#### [Material supplied]
================
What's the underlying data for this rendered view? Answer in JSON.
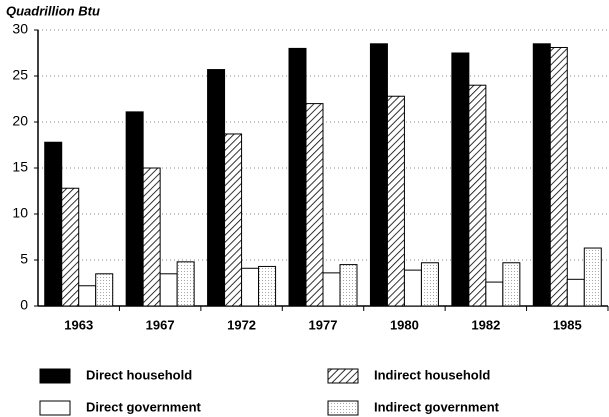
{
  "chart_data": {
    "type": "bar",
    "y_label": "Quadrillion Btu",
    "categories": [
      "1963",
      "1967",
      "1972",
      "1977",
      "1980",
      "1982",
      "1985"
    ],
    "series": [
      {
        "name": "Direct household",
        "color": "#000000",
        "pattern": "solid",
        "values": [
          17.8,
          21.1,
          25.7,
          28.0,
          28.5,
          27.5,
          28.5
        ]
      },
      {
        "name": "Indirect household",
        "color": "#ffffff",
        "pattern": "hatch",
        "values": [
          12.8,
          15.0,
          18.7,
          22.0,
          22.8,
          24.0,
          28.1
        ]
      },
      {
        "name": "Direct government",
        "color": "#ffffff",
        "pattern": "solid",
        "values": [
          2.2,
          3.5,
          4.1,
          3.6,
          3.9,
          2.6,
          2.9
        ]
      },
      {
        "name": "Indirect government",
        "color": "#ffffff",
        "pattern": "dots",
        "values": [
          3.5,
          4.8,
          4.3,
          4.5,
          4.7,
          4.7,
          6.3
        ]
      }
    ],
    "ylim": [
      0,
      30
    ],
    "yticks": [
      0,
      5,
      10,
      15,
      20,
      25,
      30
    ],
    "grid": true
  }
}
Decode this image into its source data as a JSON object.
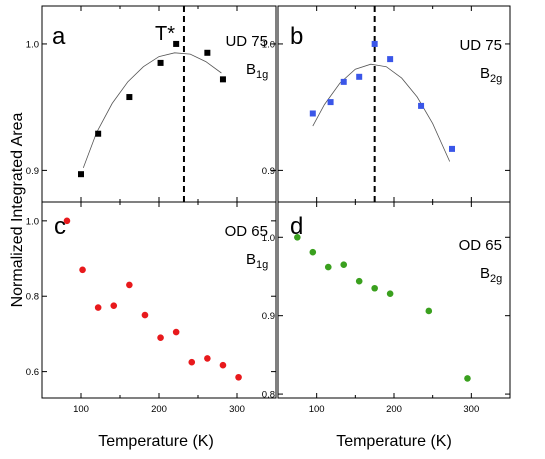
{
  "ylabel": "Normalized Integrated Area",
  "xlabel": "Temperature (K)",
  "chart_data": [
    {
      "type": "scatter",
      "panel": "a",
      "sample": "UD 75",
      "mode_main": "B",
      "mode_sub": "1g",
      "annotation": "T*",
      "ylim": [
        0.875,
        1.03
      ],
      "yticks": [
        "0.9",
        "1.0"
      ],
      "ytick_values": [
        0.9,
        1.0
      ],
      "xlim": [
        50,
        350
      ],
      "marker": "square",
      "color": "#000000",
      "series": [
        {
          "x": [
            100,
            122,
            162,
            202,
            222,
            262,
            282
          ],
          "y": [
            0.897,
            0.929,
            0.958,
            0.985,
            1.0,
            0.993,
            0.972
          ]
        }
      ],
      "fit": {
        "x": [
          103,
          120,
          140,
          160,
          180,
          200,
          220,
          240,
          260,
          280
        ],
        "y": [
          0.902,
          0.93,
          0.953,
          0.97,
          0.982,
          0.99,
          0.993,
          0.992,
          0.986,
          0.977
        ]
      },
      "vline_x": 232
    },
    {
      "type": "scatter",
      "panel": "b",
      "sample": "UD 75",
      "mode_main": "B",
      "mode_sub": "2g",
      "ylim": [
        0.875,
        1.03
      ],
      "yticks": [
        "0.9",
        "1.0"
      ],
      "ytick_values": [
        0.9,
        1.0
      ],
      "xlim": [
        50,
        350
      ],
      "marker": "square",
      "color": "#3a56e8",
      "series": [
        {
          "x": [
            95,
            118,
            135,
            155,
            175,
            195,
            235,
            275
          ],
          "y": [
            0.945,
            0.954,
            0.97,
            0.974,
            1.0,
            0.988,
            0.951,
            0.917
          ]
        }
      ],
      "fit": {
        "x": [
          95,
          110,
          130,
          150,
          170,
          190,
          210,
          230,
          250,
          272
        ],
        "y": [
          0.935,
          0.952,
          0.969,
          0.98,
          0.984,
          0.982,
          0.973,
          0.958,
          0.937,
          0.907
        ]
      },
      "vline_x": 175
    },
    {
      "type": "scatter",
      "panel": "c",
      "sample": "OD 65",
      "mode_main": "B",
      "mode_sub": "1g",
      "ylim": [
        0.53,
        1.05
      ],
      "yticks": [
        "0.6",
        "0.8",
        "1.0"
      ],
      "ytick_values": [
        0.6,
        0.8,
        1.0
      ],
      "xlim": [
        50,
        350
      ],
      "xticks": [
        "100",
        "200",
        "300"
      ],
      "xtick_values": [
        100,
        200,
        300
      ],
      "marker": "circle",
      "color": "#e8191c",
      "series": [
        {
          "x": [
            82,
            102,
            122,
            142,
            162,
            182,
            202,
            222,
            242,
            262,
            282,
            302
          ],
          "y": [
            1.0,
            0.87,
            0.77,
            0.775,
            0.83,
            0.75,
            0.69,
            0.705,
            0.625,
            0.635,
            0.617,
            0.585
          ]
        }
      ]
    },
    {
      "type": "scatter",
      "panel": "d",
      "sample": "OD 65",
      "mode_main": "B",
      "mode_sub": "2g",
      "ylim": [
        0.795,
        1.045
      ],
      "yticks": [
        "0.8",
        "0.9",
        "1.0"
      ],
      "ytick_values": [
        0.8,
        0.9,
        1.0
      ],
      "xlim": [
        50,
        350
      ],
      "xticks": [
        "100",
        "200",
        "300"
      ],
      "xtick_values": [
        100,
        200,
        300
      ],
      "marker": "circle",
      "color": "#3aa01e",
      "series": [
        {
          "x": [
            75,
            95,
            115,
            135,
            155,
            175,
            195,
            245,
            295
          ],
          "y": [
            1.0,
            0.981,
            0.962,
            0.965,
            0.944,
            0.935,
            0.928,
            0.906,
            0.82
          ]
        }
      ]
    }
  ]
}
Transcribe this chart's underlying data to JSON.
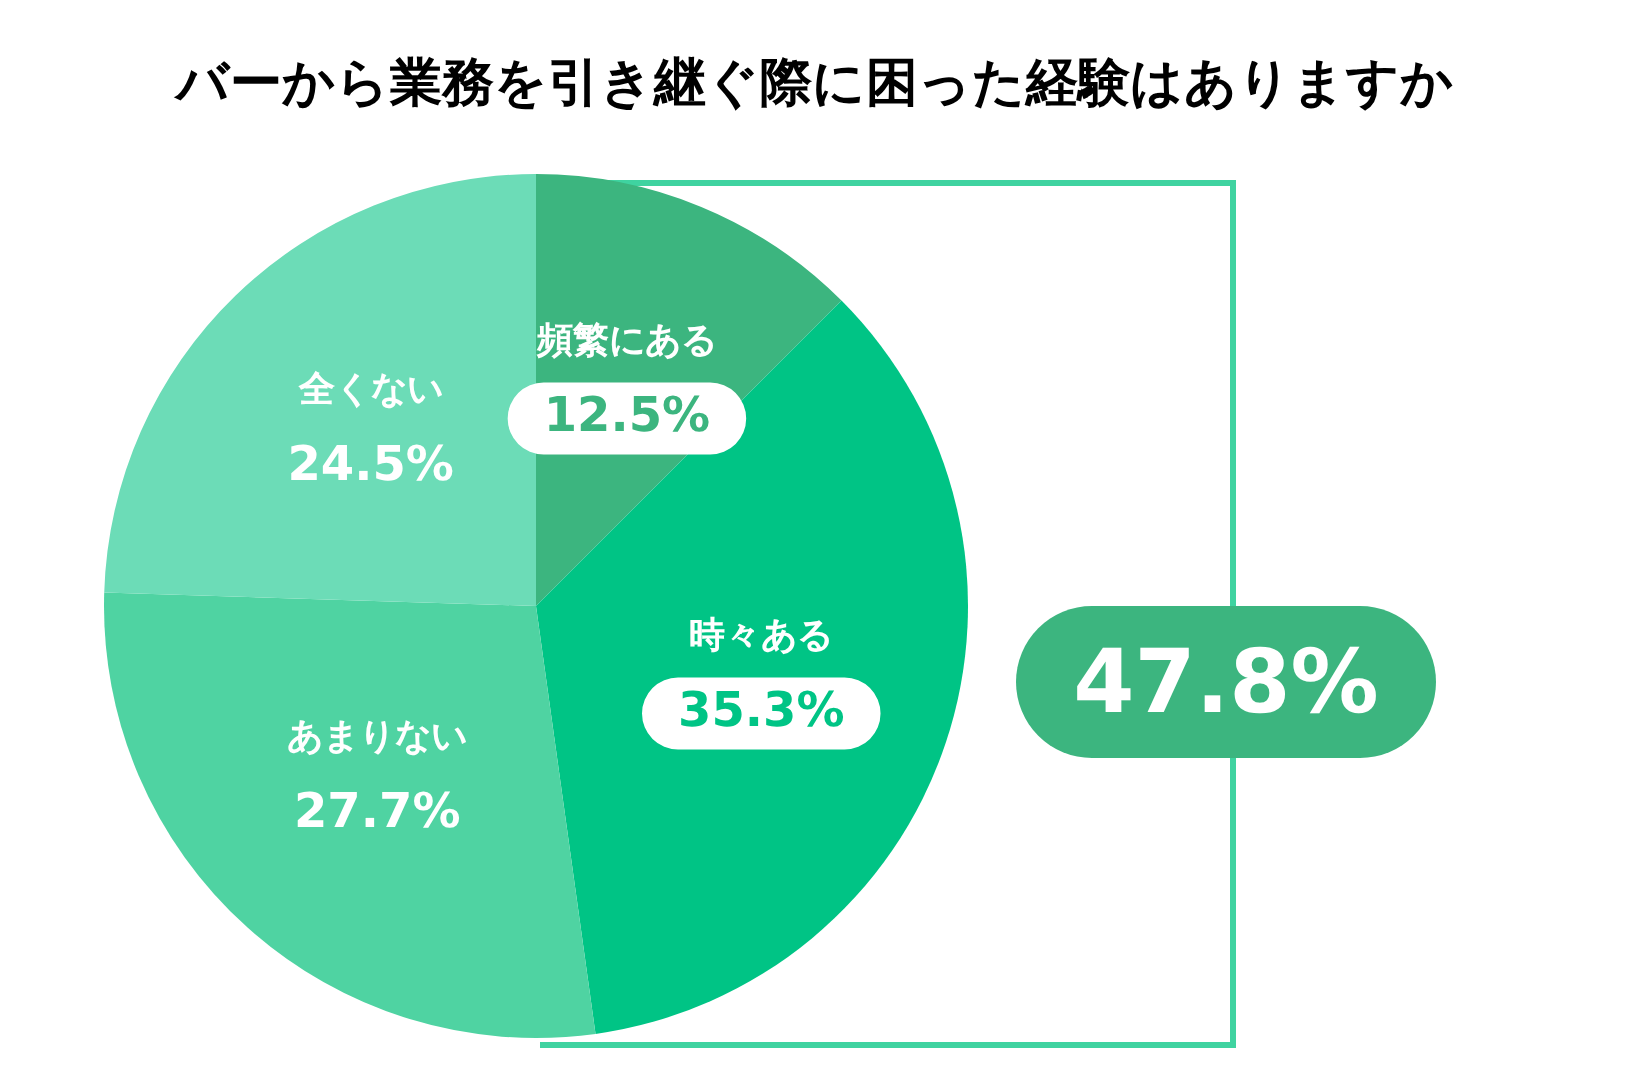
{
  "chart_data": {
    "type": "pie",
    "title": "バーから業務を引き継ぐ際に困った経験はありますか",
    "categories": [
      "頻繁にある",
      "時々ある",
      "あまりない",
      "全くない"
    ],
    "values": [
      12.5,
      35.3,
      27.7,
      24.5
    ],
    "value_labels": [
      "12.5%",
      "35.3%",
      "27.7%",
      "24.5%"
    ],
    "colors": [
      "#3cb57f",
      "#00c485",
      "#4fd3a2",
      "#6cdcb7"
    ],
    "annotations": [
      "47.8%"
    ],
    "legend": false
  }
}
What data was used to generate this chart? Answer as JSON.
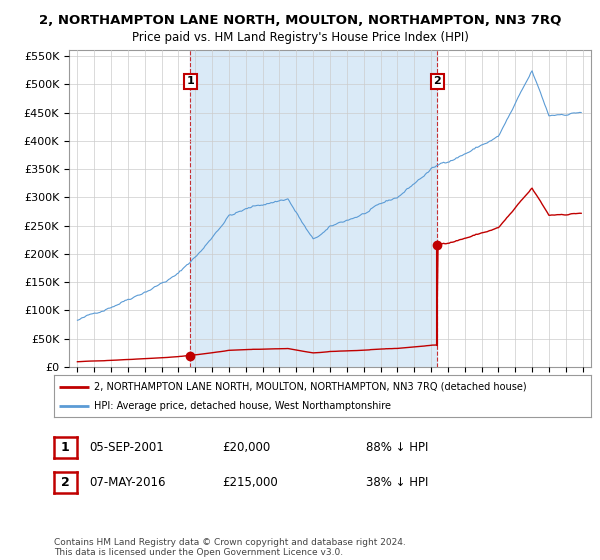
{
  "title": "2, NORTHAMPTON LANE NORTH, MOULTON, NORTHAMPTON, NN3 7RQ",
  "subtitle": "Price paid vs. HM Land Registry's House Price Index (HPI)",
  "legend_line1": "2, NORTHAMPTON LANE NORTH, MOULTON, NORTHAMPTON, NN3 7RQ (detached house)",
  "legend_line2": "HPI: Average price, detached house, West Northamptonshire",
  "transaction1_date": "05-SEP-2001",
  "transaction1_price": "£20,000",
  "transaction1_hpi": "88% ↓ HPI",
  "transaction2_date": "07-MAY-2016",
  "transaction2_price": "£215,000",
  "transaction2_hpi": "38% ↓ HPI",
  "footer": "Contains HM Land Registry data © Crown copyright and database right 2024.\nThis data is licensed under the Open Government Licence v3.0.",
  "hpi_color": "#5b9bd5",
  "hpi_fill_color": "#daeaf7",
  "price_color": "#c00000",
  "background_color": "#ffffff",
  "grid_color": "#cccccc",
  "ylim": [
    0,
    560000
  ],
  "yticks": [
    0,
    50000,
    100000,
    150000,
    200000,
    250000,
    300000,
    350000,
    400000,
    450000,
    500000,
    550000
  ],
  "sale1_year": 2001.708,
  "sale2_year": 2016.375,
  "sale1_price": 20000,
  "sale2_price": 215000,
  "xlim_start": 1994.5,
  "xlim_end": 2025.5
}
================
#### [What you should do]
What comes back should match the records exactly, minus any pictures.

#### [Task response]
What's the underlying data for this rendered view? Answer in JSON.
{
  "chart_data": {
    "type": "bar",
    "y_label": "Quadrillion Btu",
    "categories": [
      "1963",
      "1967",
      "1972",
      "1977",
      "1980",
      "1982",
      "1985"
    ],
    "series": [
      {
        "name": "Direct household",
        "color": "#000000",
        "pattern": "solid",
        "values": [
          17.8,
          21.1,
          25.7,
          28.0,
          28.5,
          27.5,
          28.5
        ]
      },
      {
        "name": "Indirect household",
        "color": "#ffffff",
        "pattern": "hatch",
        "values": [
          12.8,
          15.0,
          18.7,
          22.0,
          22.8,
          24.0,
          28.1
        ]
      },
      {
        "name": "Direct government",
        "color": "#ffffff",
        "pattern": "solid",
        "values": [
          2.2,
          3.5,
          4.1,
          3.6,
          3.9,
          2.6,
          2.9
        ]
      },
      {
        "name": "Indirect government",
        "color": "#ffffff",
        "pattern": "dots",
        "values": [
          3.5,
          4.8,
          4.3,
          4.5,
          4.7,
          4.7,
          6.3
        ]
      }
    ],
    "ylim": [
      0,
      30
    ],
    "yticks": [
      0,
      5,
      10,
      15,
      20,
      25,
      30
    ],
    "grid": true
  }
}
Decode this image into its source data as a JSON object.
{
  "ylabel": "Normalized Integrated Area",
  "xlabel": "Temperature (K)",
  "chart_data": [
    {
      "type": "scatter",
      "panel": "a",
      "sample": "UD 75",
      "mode_main": "B",
      "mode_sub": "1g",
      "annotation": "T*",
      "ylim": [
        0.875,
        1.03
      ],
      "yticks": [
        "0.9",
        "1.0"
      ],
      "ytick_values": [
        0.9,
        1.0
      ],
      "xlim": [
        50,
        350
      ],
      "marker": "square",
      "color": "#000000",
      "series": [
        {
          "x": [
            100,
            122,
            162,
            202,
            222,
            262,
            282
          ],
          "y": [
            0.897,
            0.929,
            0.958,
            0.985,
            1.0,
            0.993,
            0.972
          ]
        }
      ],
      "fit": {
        "x": [
          103,
          120,
          140,
          160,
          180,
          200,
          220,
          240,
          260,
          280
        ],
        "y": [
          0.902,
          0.93,
          0.953,
          0.97,
          0.982,
          0.99,
          0.993,
          0.992,
          0.986,
          0.977
        ]
      },
      "vline_x": 232
    },
    {
      "type": "scatter",
      "panel": "b",
      "sample": "UD 75",
      "mode_main": "B",
      "mode_sub": "2g",
      "ylim": [
        0.875,
        1.03
      ],
      "yticks": [
        "0.9",
        "1.0"
      ],
      "ytick_values": [
        0.9,
        1.0
      ],
      "xlim": [
        50,
        350
      ],
      "marker": "square",
      "color": "#3a56e8",
      "series": [
        {
          "x": [
            95,
            118,
            135,
            155,
            175,
            195,
            235,
            275
          ],
          "y": [
            0.945,
            0.954,
            0.97,
            0.974,
            1.0,
            0.988,
            0.951,
            0.917
          ]
        }
      ],
      "fit": {
        "x": [
          95,
          110,
          130,
          150,
          170,
          190,
          210,
          230,
          250,
          272
        ],
        "y": [
          0.935,
          0.952,
          0.969,
          0.98,
          0.984,
          0.982,
          0.973,
          0.958,
          0.937,
          0.907
        ]
      },
      "vline_x": 175
    },
    {
      "type": "scatter",
      "panel": "c",
      "sample": "OD 65",
      "mode_main": "B",
      "mode_sub": "1g",
      "ylim": [
        0.53,
        1.05
      ],
      "yticks": [
        "0.6",
        "0.8",
        "1.0"
      ],
      "ytick_values": [
        0.6,
        0.8,
        1.0
      ],
      "xlim": [
        50,
        350
      ],
      "xticks": [
        "100",
        "200",
        "300"
      ],
      "xtick_values": [
        100,
        200,
        300
      ],
      "marker": "circle",
      "color": "#e8191c",
      "series": [
        {
          "x": [
            82,
            102,
            122,
            142,
            162,
            182,
            202,
            222,
            242,
            262,
            282,
            302
          ],
          "y": [
            1.0,
            0.87,
            0.77,
            0.775,
            0.83,
            0.75,
            0.69,
            0.705,
            0.625,
            0.635,
            0.617,
            0.585
          ]
        }
      ]
    },
    {
      "type": "scatter",
      "panel": "d",
      "sample": "OD 65",
      "mode_main": "B",
      "mode_sub": "2g",
      "ylim": [
        0.795,
        1.045
      ],
      "yticks": [
        "0.8",
        "0.9",
        "1.0"
      ],
      "ytick_values": [
        0.8,
        0.9,
        1.0
      ],
      "xlim": [
        50,
        350
      ],
      "xticks": [
        "100",
        "200",
        "300"
      ],
      "xtick_values": [
        100,
        200,
        300
      ],
      "marker": "circle",
      "color": "#3aa01e",
      "series": [
        {
          "x": [
            75,
            95,
            115,
            135,
            155,
            175,
            195,
            245,
            295
          ],
          "y": [
            1.0,
            0.981,
            0.962,
            0.965,
            0.944,
            0.935,
            0.928,
            0.906,
            0.82
          ]
        }
      ]
    }
  ]
}
Transcribe this chart's underlying data to JSON.
{
  "chart_data": {
    "type": "pie",
    "title": "バーから業務を引き継ぐ際に困った経験はありますか",
    "categories": [
      "頻繁にある",
      "時々ある",
      "あまりない",
      "全くない"
    ],
    "values": [
      12.5,
      35.3,
      27.7,
      24.5
    ],
    "value_labels": [
      "12.5%",
      "35.3%",
      "27.7%",
      "24.5%"
    ],
    "colors": [
      "#3cb57f",
      "#00c485",
      "#4fd3a2",
      "#6cdcb7"
    ],
    "annotations": [
      "47.8%"
    ],
    "legend": false
  }
}
What data was used to generate this chart? Answer as JSON.
{
  "title": "2, NORTHAMPTON LANE NORTH, MOULTON, NORTHAMPTON, NN3 7RQ",
  "subtitle": "Price paid vs. HM Land Registry's House Price Index (HPI)",
  "legend_line1": "2, NORTHAMPTON LANE NORTH, MOULTON, NORTHAMPTON, NN3 7RQ (detached house)",
  "legend_line2": "HPI: Average price, detached house, West Northamptonshire",
  "transaction1_date": "05-SEP-2001",
  "transaction1_price": "£20,000",
  "transaction1_hpi": "88% ↓ HPI",
  "transaction2_date": "07-MAY-2016",
  "transaction2_price": "£215,000",
  "transaction2_hpi": "38% ↓ HPI",
  "footer": "Contains HM Land Registry data © Crown copyright and database right 2024.\nThis data is licensed under the Open Government Licence v3.0.",
  "hpi_color": "#5b9bd5",
  "hpi_fill_color": "#daeaf7",
  "price_color": "#c00000",
  "background_color": "#ffffff",
  "grid_color": "#cccccc",
  "ylim": [
    0,
    560000
  ],
  "yticks": [
    0,
    50000,
    100000,
    150000,
    200000,
    250000,
    300000,
    350000,
    400000,
    450000,
    500000,
    550000
  ],
  "sale1_year": 2001.708,
  "sale2_year": 2016.375,
  "sale1_price": 20000,
  "sale2_price": 215000,
  "xlim_start": 1994.5,
  "xlim_end": 2025.5
}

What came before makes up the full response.